*PROBLEM REQUIREMENTS*. Check each line of the records for "falso"; collect those that have it.

Collected data:
● ● ● ● ●

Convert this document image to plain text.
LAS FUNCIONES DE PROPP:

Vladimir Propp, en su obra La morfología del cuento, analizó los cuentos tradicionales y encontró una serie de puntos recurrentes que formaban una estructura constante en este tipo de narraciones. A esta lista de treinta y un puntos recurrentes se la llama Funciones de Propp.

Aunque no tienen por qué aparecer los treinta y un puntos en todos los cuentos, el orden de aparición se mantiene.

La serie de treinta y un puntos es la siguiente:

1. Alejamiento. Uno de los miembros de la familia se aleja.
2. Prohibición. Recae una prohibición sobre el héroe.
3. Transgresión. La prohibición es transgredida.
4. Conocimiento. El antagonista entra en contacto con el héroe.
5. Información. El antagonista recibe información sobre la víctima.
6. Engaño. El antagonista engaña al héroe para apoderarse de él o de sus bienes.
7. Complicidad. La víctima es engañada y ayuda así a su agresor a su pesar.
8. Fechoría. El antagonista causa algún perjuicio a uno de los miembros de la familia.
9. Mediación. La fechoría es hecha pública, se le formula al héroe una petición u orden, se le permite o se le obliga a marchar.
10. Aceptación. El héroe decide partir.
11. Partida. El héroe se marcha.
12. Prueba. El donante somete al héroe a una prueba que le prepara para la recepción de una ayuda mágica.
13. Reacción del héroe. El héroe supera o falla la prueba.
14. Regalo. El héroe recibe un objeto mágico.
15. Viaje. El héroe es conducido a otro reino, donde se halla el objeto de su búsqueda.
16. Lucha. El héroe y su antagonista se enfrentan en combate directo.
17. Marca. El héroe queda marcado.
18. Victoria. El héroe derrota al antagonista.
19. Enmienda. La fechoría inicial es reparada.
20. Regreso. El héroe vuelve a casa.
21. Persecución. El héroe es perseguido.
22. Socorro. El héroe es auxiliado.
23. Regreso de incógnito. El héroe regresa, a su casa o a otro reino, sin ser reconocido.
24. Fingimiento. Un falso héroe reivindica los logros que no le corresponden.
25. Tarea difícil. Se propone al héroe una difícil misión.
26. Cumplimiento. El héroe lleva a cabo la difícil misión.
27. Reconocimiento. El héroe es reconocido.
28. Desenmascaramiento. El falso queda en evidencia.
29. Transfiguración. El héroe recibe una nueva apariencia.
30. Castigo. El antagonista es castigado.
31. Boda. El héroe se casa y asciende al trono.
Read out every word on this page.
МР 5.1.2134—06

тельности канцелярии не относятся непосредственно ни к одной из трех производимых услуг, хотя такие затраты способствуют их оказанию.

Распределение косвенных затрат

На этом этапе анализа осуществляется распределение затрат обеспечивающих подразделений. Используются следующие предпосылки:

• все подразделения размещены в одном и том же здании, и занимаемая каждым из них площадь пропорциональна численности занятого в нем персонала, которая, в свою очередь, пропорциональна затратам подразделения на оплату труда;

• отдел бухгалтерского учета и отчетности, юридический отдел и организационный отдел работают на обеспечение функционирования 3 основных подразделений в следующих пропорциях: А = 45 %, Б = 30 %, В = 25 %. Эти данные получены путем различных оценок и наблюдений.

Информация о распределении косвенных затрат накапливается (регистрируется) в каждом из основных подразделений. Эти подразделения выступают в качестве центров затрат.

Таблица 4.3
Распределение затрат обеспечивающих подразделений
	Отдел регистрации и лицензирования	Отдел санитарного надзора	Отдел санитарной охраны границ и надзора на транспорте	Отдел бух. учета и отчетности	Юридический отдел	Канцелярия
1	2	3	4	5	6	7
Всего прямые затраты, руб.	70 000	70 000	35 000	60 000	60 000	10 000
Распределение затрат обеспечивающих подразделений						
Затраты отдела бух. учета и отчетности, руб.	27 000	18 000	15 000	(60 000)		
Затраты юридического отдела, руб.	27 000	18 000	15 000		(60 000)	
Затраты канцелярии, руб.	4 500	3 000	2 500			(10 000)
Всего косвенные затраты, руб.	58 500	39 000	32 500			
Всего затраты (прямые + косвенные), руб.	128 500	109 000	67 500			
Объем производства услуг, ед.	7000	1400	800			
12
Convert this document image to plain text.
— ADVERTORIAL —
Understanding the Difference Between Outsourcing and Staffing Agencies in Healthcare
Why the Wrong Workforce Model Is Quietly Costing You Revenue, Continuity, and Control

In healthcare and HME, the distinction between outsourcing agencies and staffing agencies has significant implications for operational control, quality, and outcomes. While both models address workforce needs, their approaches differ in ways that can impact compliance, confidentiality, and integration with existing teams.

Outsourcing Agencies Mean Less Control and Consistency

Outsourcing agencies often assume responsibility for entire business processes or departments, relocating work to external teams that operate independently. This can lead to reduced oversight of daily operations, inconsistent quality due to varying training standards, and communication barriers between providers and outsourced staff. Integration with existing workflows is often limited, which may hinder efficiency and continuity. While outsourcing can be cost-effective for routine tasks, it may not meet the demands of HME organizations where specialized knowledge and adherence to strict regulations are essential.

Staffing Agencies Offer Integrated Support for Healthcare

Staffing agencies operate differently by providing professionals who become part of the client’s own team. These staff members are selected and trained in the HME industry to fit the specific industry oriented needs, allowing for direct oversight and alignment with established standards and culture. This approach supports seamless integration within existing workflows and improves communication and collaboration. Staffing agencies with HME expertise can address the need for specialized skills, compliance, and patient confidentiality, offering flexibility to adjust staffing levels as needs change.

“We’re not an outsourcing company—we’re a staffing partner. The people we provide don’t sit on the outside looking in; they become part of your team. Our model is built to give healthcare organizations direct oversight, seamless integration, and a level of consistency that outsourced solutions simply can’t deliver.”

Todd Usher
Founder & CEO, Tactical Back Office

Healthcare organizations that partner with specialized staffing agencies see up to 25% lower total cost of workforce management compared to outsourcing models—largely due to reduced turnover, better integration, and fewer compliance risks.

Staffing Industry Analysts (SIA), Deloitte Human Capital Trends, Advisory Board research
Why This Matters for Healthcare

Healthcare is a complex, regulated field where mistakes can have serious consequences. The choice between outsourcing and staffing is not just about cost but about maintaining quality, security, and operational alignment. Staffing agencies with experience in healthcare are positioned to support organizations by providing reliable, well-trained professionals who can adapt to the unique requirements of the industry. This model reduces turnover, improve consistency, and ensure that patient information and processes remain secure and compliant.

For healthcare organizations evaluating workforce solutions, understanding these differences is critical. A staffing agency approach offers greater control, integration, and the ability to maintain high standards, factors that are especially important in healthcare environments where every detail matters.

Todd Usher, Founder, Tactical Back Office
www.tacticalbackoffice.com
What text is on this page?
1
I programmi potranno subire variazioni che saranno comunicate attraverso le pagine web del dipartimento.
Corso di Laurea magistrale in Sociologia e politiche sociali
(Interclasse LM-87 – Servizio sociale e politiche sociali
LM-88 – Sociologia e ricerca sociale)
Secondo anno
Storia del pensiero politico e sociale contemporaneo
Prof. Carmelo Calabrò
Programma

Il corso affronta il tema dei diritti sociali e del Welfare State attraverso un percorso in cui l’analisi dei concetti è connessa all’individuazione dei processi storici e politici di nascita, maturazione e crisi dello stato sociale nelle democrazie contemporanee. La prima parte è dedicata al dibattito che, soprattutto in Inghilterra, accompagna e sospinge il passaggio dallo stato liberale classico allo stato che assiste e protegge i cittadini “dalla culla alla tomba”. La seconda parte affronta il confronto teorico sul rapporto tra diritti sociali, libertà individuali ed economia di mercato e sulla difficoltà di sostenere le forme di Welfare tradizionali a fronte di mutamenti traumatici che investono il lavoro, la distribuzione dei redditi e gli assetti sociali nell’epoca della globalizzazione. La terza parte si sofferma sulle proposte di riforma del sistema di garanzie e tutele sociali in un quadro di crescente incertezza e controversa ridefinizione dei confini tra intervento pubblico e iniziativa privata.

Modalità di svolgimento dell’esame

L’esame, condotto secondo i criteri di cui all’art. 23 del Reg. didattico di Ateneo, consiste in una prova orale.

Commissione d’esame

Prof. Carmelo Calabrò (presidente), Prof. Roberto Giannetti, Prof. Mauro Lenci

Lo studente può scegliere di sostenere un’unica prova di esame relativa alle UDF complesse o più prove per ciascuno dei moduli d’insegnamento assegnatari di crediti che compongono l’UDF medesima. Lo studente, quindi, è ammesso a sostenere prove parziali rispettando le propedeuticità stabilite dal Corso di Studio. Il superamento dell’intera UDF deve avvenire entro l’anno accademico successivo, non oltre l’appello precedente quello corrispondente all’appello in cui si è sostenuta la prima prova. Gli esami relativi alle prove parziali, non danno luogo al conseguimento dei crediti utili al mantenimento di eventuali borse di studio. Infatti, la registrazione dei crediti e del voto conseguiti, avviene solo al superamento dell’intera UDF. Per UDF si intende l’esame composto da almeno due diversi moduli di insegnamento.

● ● ● ● ●

*RESPONSE*.
24. Fingimiento. Un falso héroe reivindica los logros que no le corresponden.
28. Desenmascaramiento. El falso queda en evidencia.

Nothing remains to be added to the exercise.